### GOAL
Copy the listing lines below word for word, everything from the line that contains "Bar [38, 256, 64, 336]" down to the line that contains "Bar [64, 300, 89, 336]", both of those lines included.

# # # #

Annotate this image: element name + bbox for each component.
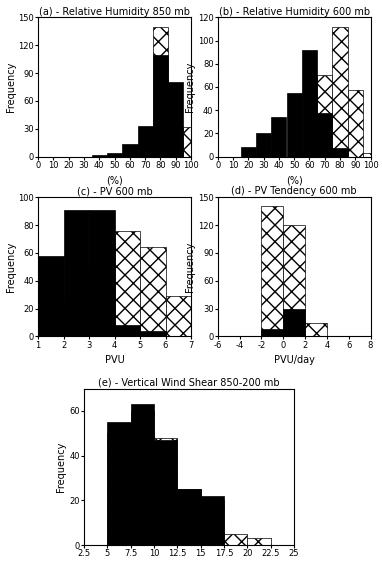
Bar [38, 256, 64, 336]
Bar [283, 309, 305, 336]
Y-axis label: Frequency: Frequency [5, 62, 16, 112]
Bar [183, 127, 199, 157]
Bar [140, 247, 165, 336]
Bar [248, 538, 271, 545]
Title: (c) - PV 600 mb: (c) - PV 600 mb [77, 186, 152, 197]
Bar [107, 433, 131, 545]
Bar [107, 153, 122, 157]
Bar [140, 331, 165, 336]
Y-axis label: Frequency: Frequency [57, 442, 66, 492]
Bar [286, 93, 302, 157]
Bar [64, 300, 89, 336]
Bar [177, 490, 201, 545]
Bar [241, 147, 256, 157]
Bar [332, 148, 348, 157]
Y-axis label: Frequency: Frequency [185, 242, 195, 292]
Bar [363, 153, 378, 157]
Bar [131, 404, 154, 545]
Bar [168, 147, 183, 157]
Title: (a) - Relative Humidity 850 mb: (a) - Relative Humidity 850 mb [39, 6, 190, 17]
Bar [283, 225, 305, 336]
Bar [201, 496, 224, 545]
Bar [64, 210, 89, 336]
Bar [305, 324, 327, 336]
Bar [154, 438, 177, 545]
Title: (d) - PV Tendency 600 mb: (d) - PV Tendency 600 mb [231, 186, 357, 197]
Bar [177, 490, 201, 545]
Bar [115, 231, 140, 336]
Bar [168, 82, 183, 157]
Bar [107, 422, 131, 545]
Bar [131, 411, 154, 545]
Bar [154, 440, 177, 545]
Bar [138, 126, 153, 157]
Bar [302, 50, 317, 157]
Bar [261, 329, 283, 336]
Y-axis label: Frequency: Frequency [185, 62, 195, 112]
Bar [317, 113, 332, 157]
Bar [89, 267, 115, 336]
Title: (b) - Relative Humidity 600 mb: (b) - Relative Humidity 600 mb [219, 6, 370, 17]
Bar [261, 206, 283, 336]
X-axis label: PVU/day: PVU/day [274, 355, 315, 365]
Bar [271, 117, 286, 157]
Bar [115, 325, 140, 336]
Bar [256, 133, 271, 157]
Y-axis label: Frequency: Frequency [5, 242, 16, 292]
X-axis label: PVU: PVU [105, 355, 125, 365]
Bar [332, 27, 348, 157]
Bar [224, 534, 248, 545]
X-axis label: (%): (%) [286, 175, 303, 186]
Bar [317, 75, 332, 157]
Bar [201, 501, 224, 545]
Bar [89, 210, 115, 336]
X-axis label: (%): (%) [106, 175, 123, 186]
Bar [348, 90, 363, 157]
Bar [165, 296, 191, 336]
Bar [153, 27, 168, 157]
Title: (e) - Vertical Wind Shear 850-200 mb: (e) - Vertical Wind Shear 850-200 mb [98, 378, 280, 388]
Bar [122, 144, 138, 157]
Bar [153, 55, 168, 157]
Bar [92, 155, 107, 157]
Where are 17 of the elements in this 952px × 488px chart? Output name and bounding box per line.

# # # #

### RESPONSE TO THE EXERCISE
Bar [38, 256, 64, 336]
Bar [283, 309, 305, 336]
Y-axis label: Frequency: Frequency [5, 62, 16, 112]
Bar [183, 127, 199, 157]
Bar [140, 247, 165, 336]
Bar [248, 538, 271, 545]
Title: (c) - PV 600 mb: (c) - PV 600 mb [77, 186, 152, 197]
Bar [107, 433, 131, 545]
Bar [107, 153, 122, 157]
Bar [140, 331, 165, 336]
Y-axis label: Frequency: Frequency [57, 442, 66, 492]
Bar [286, 93, 302, 157]
Bar [64, 300, 89, 336]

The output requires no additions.